Records from a dataset:
-*-*-

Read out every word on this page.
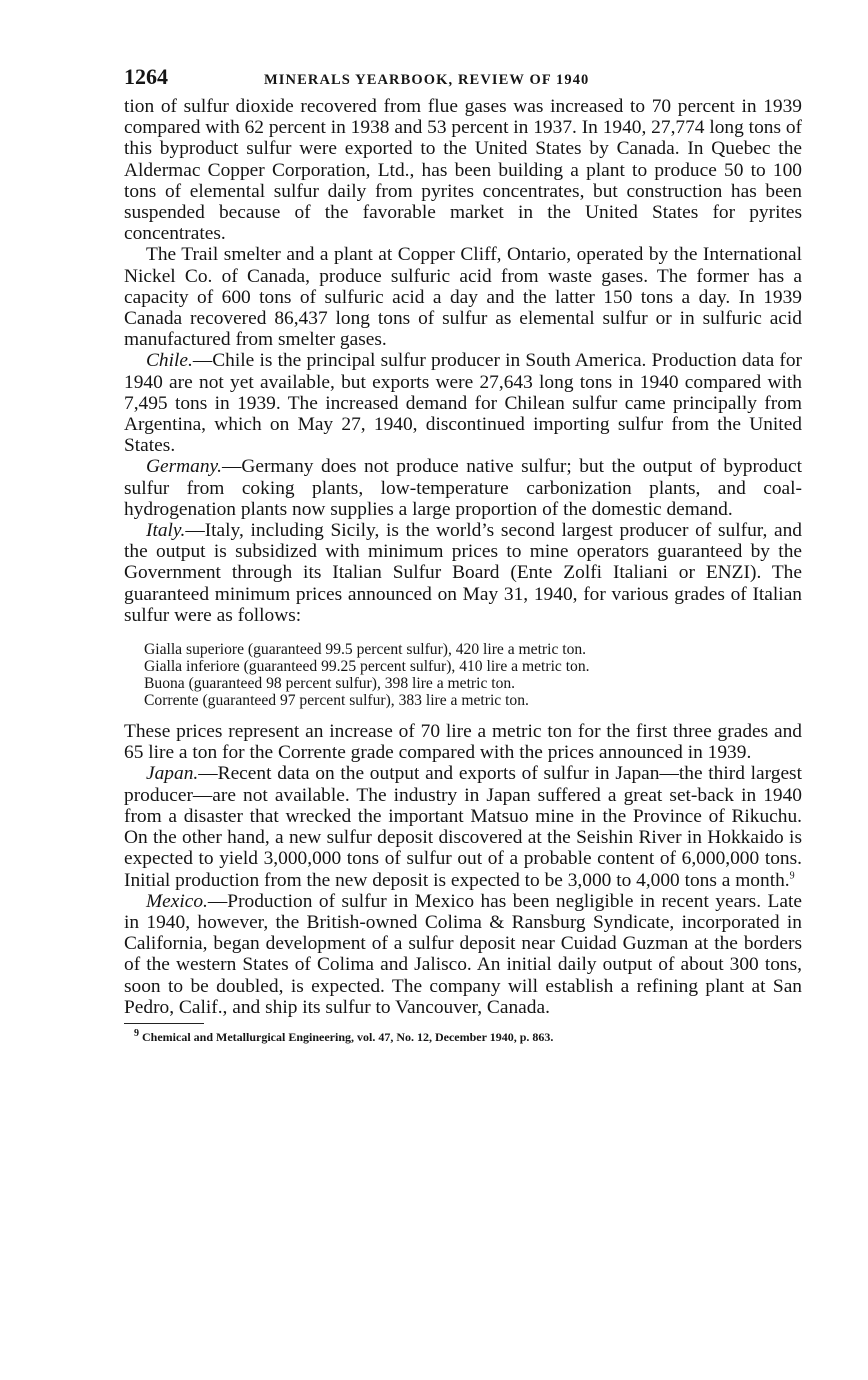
1264	MINERALS YEARBOOK, REVIEW OF 1940

tion of sulfur dioxide recovered from flue gases was increased to 70 percent in 1939 compared with 62 percent in 1938 and 53 percent in 1937. In 1940, 27,774 long tons of this byproduct sulfur were exported to the United States by Canada. In Quebec the Aldermac Copper Corporation, Ltd., has been building a plant to produce 50 to 100 tons of elemental sulfur daily from pyrites concentrates, but construction has been suspended because of the favorable market in the United States for pyrites concentrates.

The Trail smelter and a plant at Copper Cliff, Ontario, operated by the International Nickel Co. of Canada, produce sulfuric acid from waste gases. The former has a capacity of 600 tons of sulfuric acid a day and the latter 150 tons a day. In 1939 Canada recovered 86,437 long tons of sulfur as elemental sulfur or in sulfuric acid manufactured from smelter gases.

Chile.—Chile is the principal sulfur producer in South America. Production data for 1940 are not yet available, but exports were 27,643 long tons in 1940 compared with 7,495 tons in 1939. The increased demand for Chilean sulfur came principally from Argentina, which on May 27, 1940, discontinued importing sulfur from the United States.

Germany.—Germany does not produce native sulfur; but the output of byproduct sulfur from coking plants, low-temperature carbonization plants, and coal-hydrogenation plants now supplies a large proportion of the domestic demand.

Italy.—Italy, including Sicily, is the world’s second largest producer of sulfur, and the output is subsidized with minimum prices to mine operators guaranteed by the Government through its Italian Sulfur Board (Ente Zolfi Italiani or ENZI). The guaranteed minimum prices announced on May 31, 1940, for various grades of Italian sulfur were as follows:

Gialla superiore (guaranteed 99.5 percent sulfur), 420 lire a metric ton.
Gialla inferiore (guaranteed 99.25 percent sulfur), 410 lire a metric ton.
Buona (guaranteed 98 percent sulfur), 398 lire a metric ton.
Corrente (guaranteed 97 percent sulfur), 383 lire a metric ton.

These prices represent an increase of 70 lire a metric ton for the first three grades and 65 lire a ton for the Corrente grade compared with the prices announced in 1939.

Japan.—Recent data on the output and exports of sulfur in Japan—the third largest producer—are not available. The industry in Japan suffered a great set-back in 1940 from a disaster that wrecked the important Matsuo mine in the Province of Rikuchu. On the other hand, a new sulfur deposit discovered at the Seishin River in Hokkaido is expected to yield 3,000,000 tons of sulfur out of a probable content of 6,000,000 tons. Initial production from the new deposit is expected to be 3,000 to 4,000 tons a month.$^9$

Mexico.—Production of sulfur in Mexico has been negligible in recent years. Late in 1940, however, the British-owned Colima & Ransburg Syndicate, incorporated in California, began development of a sulfur deposit near Cuidad Guzman at the borders of the western States of Colima and Jalisco. An initial daily output of about 300 tons, soon to be doubled, is expected. The company will establish a refining plant at San Pedro, Calif., and ship its sulfur to Vancouver, Canada.

$^9$ Chemical and Metallurgical Engineering, vol. 47, No. 12, December 1940, p. 863.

-*-*-

• **Task brief**
Repeat the full listing above exactly, with no pictures in the copy.

• **Worked solution**
Read out every word on this page.
1264	MINERALS YEARBOOK, REVIEW OF 1940

tion of sulfur dioxide recovered from flue gases was increased to 70 percent in 1939 compared with 62 percent in 1938 and 53 percent in 1937. In 1940, 27,774 long tons of this byproduct sulfur were exported to the United States by Canada. In Quebec the Aldermac Copper Corporation, Ltd., has been building a plant to produce 50 to 100 tons of elemental sulfur daily from pyrites concentrates, but construction has been suspended because of the favorable market in the United States for pyrites concentrates.

The Trail smelter and a plant at Copper Cliff, Ontario, operated by the International Nickel Co. of Canada, produce sulfuric acid from waste gases. The former has a capacity of 600 tons of sulfuric acid a day and the latter 150 tons a day. In 1939 Canada recovered 86,437 long tons of sulfur as elemental sulfur or in sulfuric acid manufactured from smelter gases.

Chile.—Chile is the principal sulfur producer in South America. Production data for 1940 are not yet available, but exports were 27,643 long tons in 1940 compared with 7,495 tons in 1939. The increased demand for Chilean sulfur came principally from Argentina, which on May 27, 1940, discontinued importing sulfur from the United States.

Germany.—Germany does not produce native sulfur; but the output of byproduct sulfur from coking plants, low-temperature carbonization plants, and coal-hydrogenation plants now supplies a large proportion of the domestic demand.

Italy.—Italy, including Sicily, is the world’s second largest producer of sulfur, and the output is subsidized with minimum prices to mine operators guaranteed by the Government through its Italian Sulfur Board (Ente Zolfi Italiani or ENZI). The guaranteed minimum prices announced on May 31, 1940, for various grades of Italian sulfur were as follows:

Gialla superiore (guaranteed 99.5 percent sulfur), 420 lire a metric ton.
Gialla inferiore (guaranteed 99.25 percent sulfur), 410 lire a metric ton.
Buona (guaranteed 98 percent sulfur), 398 lire a metric ton.
Corrente (guaranteed 97 percent sulfur), 383 lire a metric ton.

These prices represent an increase of 70 lire a metric ton for the first three grades and 65 lire a ton for the Corrente grade compared with the prices announced in 1939.

Japan.—Recent data on the output and exports of sulfur in Japan—the third largest producer—are not available. The industry in Japan suffered a great set-back in 1940 from a disaster that wrecked the important Matsuo mine in the Province of Rikuchu. On the other hand, a new sulfur deposit discovered at the Seishin River in Hokkaido is expected to yield 3,000,000 tons of sulfur out of a probable content of 6,000,000 tons. Initial production from the new deposit is expected to be 3,000 to 4,000 tons a month.$^9$

Mexico.—Production of sulfur in Mexico has been negligible in recent years. Late in 1940, however, the British-owned Colima & Ransburg Syndicate, incorporated in California, began development of a sulfur deposit near Cuidad Guzman at the borders of the western States of Colima and Jalisco. An initial daily output of about 300 tons, soon to be doubled, is expected. The company will establish a refining plant at San Pedro, Calif., and ship its sulfur to Vancouver, Canada.

$^9$ Chemical and Metallurgical Engineering, vol. 47, No. 12, December 1940, p. 863.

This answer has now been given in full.